:: Records ::

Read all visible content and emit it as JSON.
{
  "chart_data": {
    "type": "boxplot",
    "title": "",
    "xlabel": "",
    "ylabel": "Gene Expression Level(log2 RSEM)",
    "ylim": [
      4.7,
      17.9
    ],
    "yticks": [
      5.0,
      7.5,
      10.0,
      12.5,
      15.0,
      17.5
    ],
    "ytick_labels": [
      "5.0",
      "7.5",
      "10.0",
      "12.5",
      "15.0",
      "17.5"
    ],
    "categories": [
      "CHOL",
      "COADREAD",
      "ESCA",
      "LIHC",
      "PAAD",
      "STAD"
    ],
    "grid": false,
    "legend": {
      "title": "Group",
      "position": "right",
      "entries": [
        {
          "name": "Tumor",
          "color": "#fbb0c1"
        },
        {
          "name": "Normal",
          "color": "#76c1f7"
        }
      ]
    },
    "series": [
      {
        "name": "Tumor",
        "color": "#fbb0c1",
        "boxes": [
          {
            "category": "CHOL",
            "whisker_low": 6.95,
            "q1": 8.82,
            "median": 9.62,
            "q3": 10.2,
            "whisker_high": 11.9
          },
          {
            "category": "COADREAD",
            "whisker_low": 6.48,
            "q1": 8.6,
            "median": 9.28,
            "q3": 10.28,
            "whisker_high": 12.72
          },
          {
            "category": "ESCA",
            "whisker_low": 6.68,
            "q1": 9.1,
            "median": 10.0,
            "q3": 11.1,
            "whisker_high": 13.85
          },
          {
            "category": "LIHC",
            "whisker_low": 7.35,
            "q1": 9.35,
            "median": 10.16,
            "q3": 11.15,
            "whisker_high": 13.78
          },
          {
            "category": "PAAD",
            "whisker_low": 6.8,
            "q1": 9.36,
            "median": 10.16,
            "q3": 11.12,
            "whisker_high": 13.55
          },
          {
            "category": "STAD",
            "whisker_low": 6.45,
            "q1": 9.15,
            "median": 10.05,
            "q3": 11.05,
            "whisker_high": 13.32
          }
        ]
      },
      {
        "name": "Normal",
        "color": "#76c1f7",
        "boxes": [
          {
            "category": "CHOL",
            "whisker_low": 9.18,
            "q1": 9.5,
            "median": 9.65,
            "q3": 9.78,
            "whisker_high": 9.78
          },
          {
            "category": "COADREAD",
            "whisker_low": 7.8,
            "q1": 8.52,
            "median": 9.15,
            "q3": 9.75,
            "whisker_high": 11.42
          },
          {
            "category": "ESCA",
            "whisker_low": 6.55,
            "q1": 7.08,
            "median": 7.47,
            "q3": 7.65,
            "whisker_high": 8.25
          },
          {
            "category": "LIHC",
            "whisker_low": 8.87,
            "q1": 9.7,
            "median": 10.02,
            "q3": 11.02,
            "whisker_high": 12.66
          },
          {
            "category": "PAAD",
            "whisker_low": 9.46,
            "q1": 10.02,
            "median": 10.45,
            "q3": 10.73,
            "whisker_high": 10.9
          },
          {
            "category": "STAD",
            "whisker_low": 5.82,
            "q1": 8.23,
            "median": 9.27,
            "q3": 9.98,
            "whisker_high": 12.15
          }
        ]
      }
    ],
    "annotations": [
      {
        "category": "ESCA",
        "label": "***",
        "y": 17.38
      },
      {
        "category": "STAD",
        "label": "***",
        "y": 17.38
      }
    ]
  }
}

:::

Each record above has to be retyped exactly, with nothing left out.

Read all visible content and emit it as JSON.
{
  "chart_data": {
    "type": "boxplot",
    "title": "",
    "xlabel": "",
    "ylabel": "Gene Expression Level(log2 RSEM)",
    "ylim": [
      4.7,
      17.9
    ],
    "yticks": [
      5.0,
      7.5,
      10.0,
      12.5,
      15.0,
      17.5
    ],
    "ytick_labels": [
      "5.0",
      "7.5",
      "10.0",
      "12.5",
      "15.0",
      "17.5"
    ],
    "categories": [
      "CHOL",
      "COADREAD",
      "ESCA",
      "LIHC",
      "PAAD",
      "STAD"
    ],
    "grid": false,
    "legend": {
      "title": "Group",
      "position": "right",
      "entries": [
        {
          "name": "Tumor",
          "color": "#fbb0c1"
        },
        {
          "name": "Normal",
          "color": "#76c1f7"
        }
      ]
    },
    "series": [
      {
        "name": "Tumor",
        "color": "#fbb0c1",
        "boxes": [
          {
            "category": "CHOL",
            "whisker_low": 6.95,
            "q1": 8.82,
            "median": 9.62,
            "q3": 10.2,
            "whisker_high": 11.9
          },
          {
            "category": "COADREAD",
            "whisker_low": 6.48,
            "q1": 8.6,
            "median": 9.28,
            "q3": 10.28,
            "whisker_high": 12.72
          },
          {
            "category": "ESCA",
            "whisker_low": 6.68,
            "q1": 9.1,
            "median": 10.0,
            "q3": 11.1,
            "whisker_high": 13.85
          },
          {
            "category": "LIHC",
            "whisker_low": 7.35,
            "q1": 9.35,
            "median": 10.16,
            "q3": 11.15,
            "whisker_high": 13.78
          },
          {
            "category": "PAAD",
            "whisker_low": 6.8,
            "q1": 9.36,
            "median": 10.16,
            "q3": 11.12,
            "whisker_high": 13.55
          },
          {
            "category": "STAD",
            "whisker_low": 6.45,
            "q1": 9.15,
            "median": 10.05,
            "q3": 11.05,
            "whisker_high": 13.32
          }
        ]
      },
      {
        "name": "Normal",
        "color": "#76c1f7",
        "boxes": [
          {
            "category": "CHOL",
            "whisker_low": 9.18,
            "q1": 9.5,
            "median": 9.65,
            "q3": 9.78,
            "whisker_high": 9.78
          },
          {
            "category": "COADREAD",
            "whisker_low": 7.8,
            "q1": 8.52,
            "median": 9.15,
            "q3": 9.75,
            "whisker_high": 11.42
          },
          {
            "category": "ESCA",
            "whisker_low": 6.55,
            "q1": 7.08,
            "median": 7.47,
            "q3": 7.65,
            "whisker_high": 8.25
          },
          {
            "category": "LIHC",
            "whisker_low": 8.87,
            "q1": 9.7,
            "median": 10.02,
            "q3": 11.02,
            "whisker_high": 12.66
          },
          {
            "category": "PAAD",
            "whisker_low": 9.46,
            "q1": 10.02,
            "median": 10.45,
            "q3": 10.73,
            "whisker_high": 10.9
          },
          {
            "category": "STAD",
            "whisker_low": 5.82,
            "q1": 8.23,
            "median": 9.27,
            "q3": 9.98,
            "whisker_high": 12.15
          }
        ]
      }
    ],
    "annotations": [
      {
        "category": "ESCA",
        "label": "***",
        "y": 17.38
      },
      {
        "category": "STAD",
        "label": "***",
        "y": 17.38
      }
    ]
  }
}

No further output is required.